• [EXERCISE PROMPT] Go through the records and filter out every line lacking the word "gegen"; copy the lines that remain.
════════
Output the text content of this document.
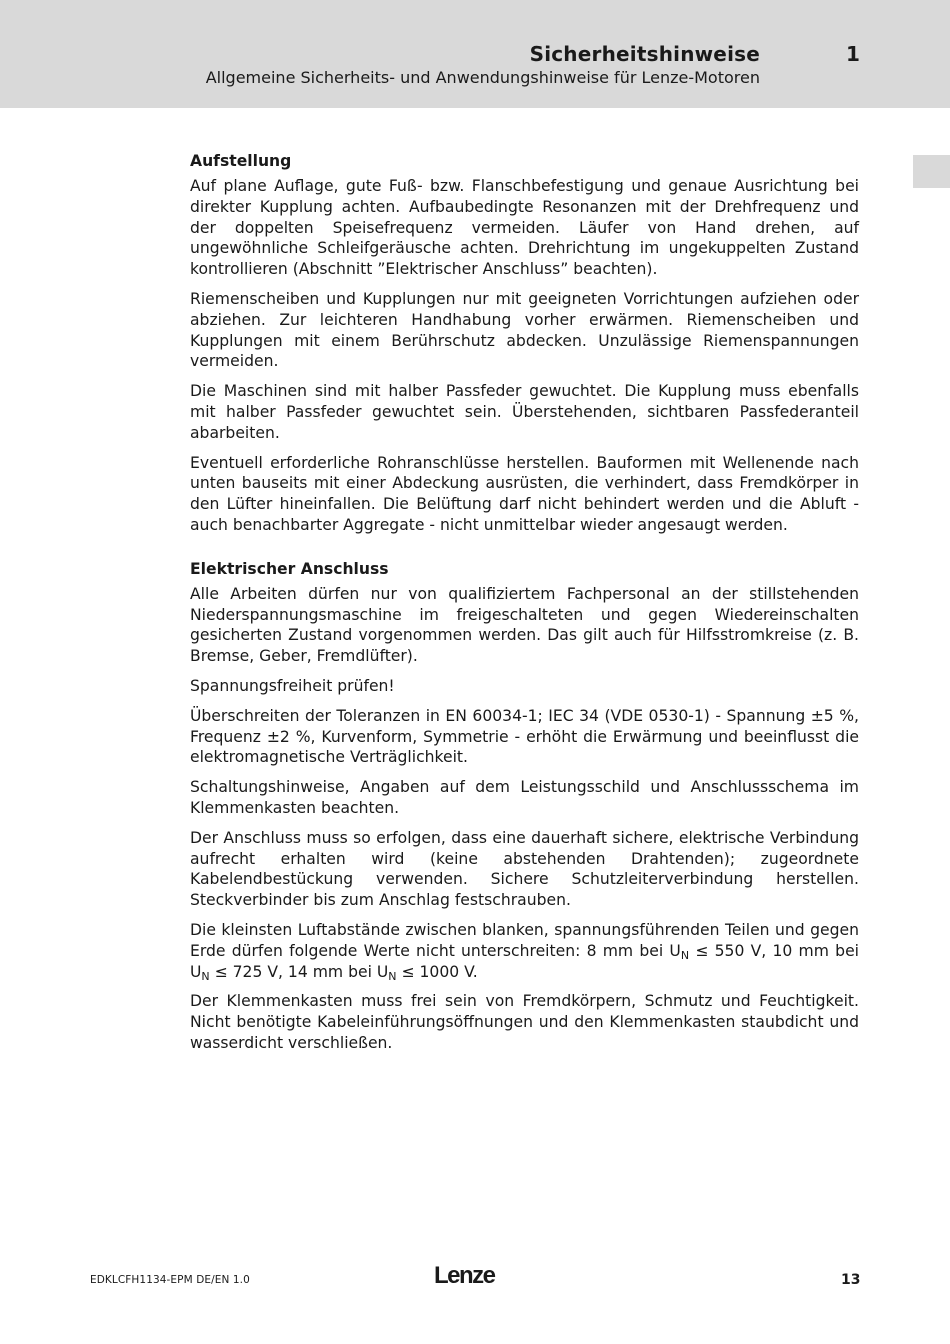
Sicherheitshinweise	1
Allgemeine Sicherheits- und Anwendungshinweise für Lenze-Motoren
Aufstellung

Auf plane Auflage, gute Fuß- bzw. Flanschbefestigung und genaue Ausrichtung bei direkter Kupplung achten. Aufbaubedingte Resonanzen mit der Drehfrequenz und der doppelten Speisefrequenz vermeiden. Läufer von Hand drehen, auf ungewöhnliche Schleifgeräusche achten. Drehrichtung im ungekuppelten Zustand kontrollieren (Abschnitt ”Elektrischer Anschluss” beachten).

Riemenscheiben und Kupplungen nur mit geeigneten Vorrichtungen aufziehen oder abziehen. Zur leichteren Handhabung vorher erwärmen. Riemenscheiben und Kupplungen mit einem Berührschutz abdecken. Unzulässige Riemenspannungen vermeiden.

Die Maschinen sind mit halber Passfeder gewuchtet. Die Kupplung muss ebenfalls mit halber Passfeder gewuchtet sein. Überstehenden, sichtbaren Passfederanteil abarbeiten.

Eventuell erforderliche Rohranschlüsse herstellen. Bauformen mit Wellenende nach unten bauseits mit einer Abdeckung ausrüsten, die verhindert, dass Fremdkörper in den Lüfter hineinfallen. Die Belüftung darf nicht behindert werden und die Abluft - auch benachbarter Aggregate - nicht unmittelbar wieder angesaugt werden.

Elektrischer Anschluss

Alle Arbeiten dürfen nur von qualifiziertem Fachpersonal an der stillstehenden Niederspannungsmaschine im freigeschalteten und gegen Wiedereinschalten gesicherten Zustand vorgenommen werden. Das gilt auch für Hilfsstromkreise (z. B. Bremse, Geber, Fremdlüfter).

Spannungsfreiheit prüfen!

Überschreiten der Toleranzen in EN 60034-1; IEC 34 (VDE 0530-1) - Spannung ±5 %, Frequenz ±2 %, Kurvenform, Symmetrie - erhöht die Erwärmung und beeinflusst die elektromagnetische Verträglichkeit.

Schaltungshinweise, Angaben auf dem Leistungsschild und Anschlussschema im Klemmenkasten beachten.

Der Anschluss muss so erfolgen, dass eine dauerhaft sichere, elektrische Verbindung aufrecht erhalten wird (keine abstehenden Drahtenden); zugeordnete Kabelendbestückung verwenden. Sichere Schutzleiterverbindung herstellen. Steckverbinder bis zum Anschlag festschrauben.

Die kleinsten Luftabstände zwischen blanken, spannungsführenden Teilen und gegen Erde dürfen folgende Werte nicht unterschreiten: 8 mm bei $U_N \le 550$ V, 10 mm bei $U_N \le 725$ V, 14 mm bei $U_N \le 1000$ V.

Der Klemmenkasten muss frei sein von Fremdkörpern, Schmutz und Feuchtigkeit. Nicht benötigte Kabeleinführungsöffnungen und den Klemmenkasten staubdicht und wasserdicht verschließen.

EDKLCFH1134-EPM DE/EN 1.0	Lenze	13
════════
• [RESPONSE AREA]
Alle Arbeiten dürfen nur von qualifiziertem Fachpersonal an der stillstehenden Niederspannungsmaschine im freigeschalteten und gegen Wiedereinschalten gesicherten Zustand vorgenommen werden. Das gilt auch für Hilfsstromkreise (z. B. Bremse, Geber, Fremdlüfter).
Die kleinsten Luftabstände zwischen blanken, spannungsführenden Teilen und gegen Erde dürfen folgende Werte nicht unterschreiten: 8 mm bei $U_N \le 550$ V, 10 mm bei $U_N \le 725$ V, 14 mm bei $U_N \le 1000$ V.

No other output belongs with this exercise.